# INSTRUCTIONS TO FOLLOW
Without the pictures, output the records below word for word.

===== STORED DATA

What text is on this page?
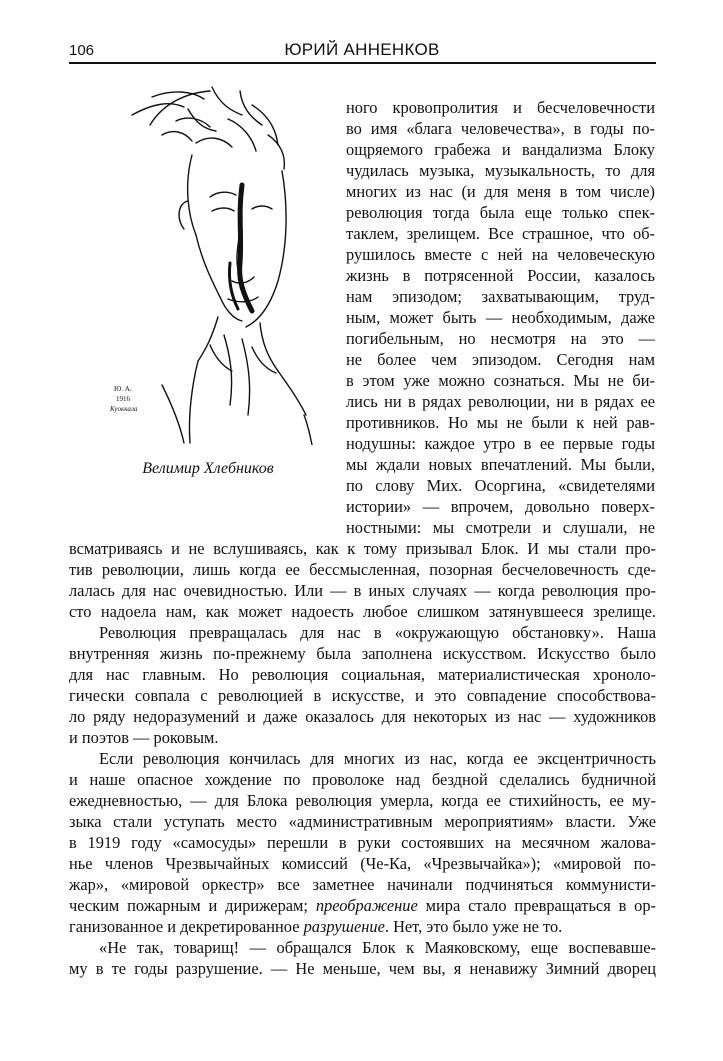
106	ЮРИЙ АННЕНКОВ
Ю. А.
1916
Куоккала
Велимир Хлебников
ного кровопролития и бесчеловечности
во имя «блага человечества», в годы по-
ощряемого грабежа и вандализма Блоку
чудилась музыка, музыкальность, то для
многих из нас (и для меня в том числе)
революция тогда была еще только спек-
таклем, зрелищем. Все страшное, что об-
рушилось вместе с ней на человеческую
жизнь в потрясенной России, казалось
нам эпизодом; захватывающим, труд-
ным, может быть — необходимым, даже
погибельным, но несмотря на это —
не более чем эпизодом. Сегодня нам
в этом уже можно сознаться. Мы не би-
лись ни в рядах революции, ни в рядах ее
противников. Но мы не были к ней рав-
нодушны: каждое утро в ее первые годы
мы ждали новых впечатлений. Мы были,
по слову Мих. Осоргина, «свидетелями
истории» — впрочем, довольно поверх-
ностными: мы смотрели и слушали, не
всматриваясь и не вслушиваясь, как к тому призывал Блок. И мы стали про-
тив революции, лишь когда ее бессмысленная, позорная бесчеловечность сде-
лалась для нас очевидностью. Или — в иных случаях — когда революция про-
сто надоела нам, как может надоесть любое слишком затянувшееся зрелище.
Революция превращалась для нас в «окружающую обстановку». Наша
внутренняя жизнь по-прежнему была заполнена искусством. Искусство было
для нас главным. Но революция социальная, материалистическая хроноло-
гически совпала с революцией в искусстве, и это совпадение способствова-
ло ряду недоразумений и даже оказалось для некоторых из нас — художников
и поэтов — роковым.
Если революция кончилась для многих из нас, когда ее эксцентричность
и наше опасное хождение по проволоке над бездной сделались будничной
ежедневностью, — для Блока революция умерла, когда ее стихийность, ее му-
зыка стали уступать место «административным мероприятиям» власти. Уже
в 1919 году «самосуды» перешли в руки состоявших на месячном жалова-
нье членов Чрезвычайных комиссий (Че-Ка, «Чрезвычайка»); «мировой по-
жар», «мировой оркестр» все заметнее начинали подчиняться коммунисти-
ческим пожарным и дирижерам; преображение мира стало превращаться в ор-
ганизованное и декретированное разрушение. Нет, это было уже не то.
«Не так, товарищ! — обращался Блок к Маяковскому, еще воспевавше-
му в те годы разрушение. — Не меньше, чем вы, я ненавижу Зимний дворец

==========

# ANSWER IN FULL
What text is on this page?
106	ЮРИЙ АННЕНКОВ
Ю. А.
1916
Куоккала
Велимир Хлебников
ного кровопролития и бесчеловечности
во имя «блага человечества», в годы по-
ощряемого грабежа и вандализма Блоку
чудилась музыка, музыкальность, то для
многих из нас (и для меня в том числе)
революция тогда была еще только спек-
таклем, зрелищем. Все страшное, что об-
рушилось вместе с ней на человеческую
жизнь в потрясенной России, казалось
нам эпизодом; захватывающим, труд-
ным, может быть — необходимым, даже
погибельным, но несмотря на это —
не более чем эпизодом. Сегодня нам
в этом уже можно сознаться. Мы не би-
лись ни в рядах революции, ни в рядах ее
противников. Но мы не были к ней рав-
нодушны: каждое утро в ее первые годы
мы ждали новых впечатлений. Мы были,
по слову Мих. Осоргина, «свидетелями
истории» — впрочем, довольно поверх-
ностными: мы смотрели и слушали, не
всматриваясь и не вслушиваясь, как к тому призывал Блок. И мы стали про-
тив революции, лишь когда ее бессмысленная, позорная бесчеловечность сде-
лалась для нас очевидностью. Или — в иных случаях — когда революция про-
сто надоела нам, как может надоесть любое слишком затянувшееся зрелище.
Революция превращалась для нас в «окружающую обстановку». Наша
внутренняя жизнь по-прежнему была заполнена искусством. Искусство было
для нас главным. Но революция социальная, материалистическая хроноло-
гически совпала с революцией в искусстве, и это совпадение способствова-
ло ряду недоразумений и даже оказалось для некоторых из нас — художников
и поэтов — роковым.
Если революция кончилась для многих из нас, когда ее эксцентричность
и наше опасное хождение по проволоке над бездной сделались будничной
ежедневностью, — для Блока революция умерла, когда ее стихийность, ее му-
зыка стали уступать место «административным мероприятиям» власти. Уже
в 1919 году «самосуды» перешли в руки состоявших на месячном жалова-
нье членов Чрезвычайных комиссий (Че-Ка, «Чрезвычайка»); «мировой по-
жар», «мировой оркестр» все заметнее начинали подчиняться коммунисти-
ческим пожарным и дирижерам; преображение мира стало превращаться в ор-
ганизованное и декретированное разрушение. Нет, это было уже не то.
«Не так, товарищ! — обращался Блок к Маяковскому, еще воспевавше-
му в те годы разрушение. — Не меньше, чем вы, я ненавижу Зимний дворец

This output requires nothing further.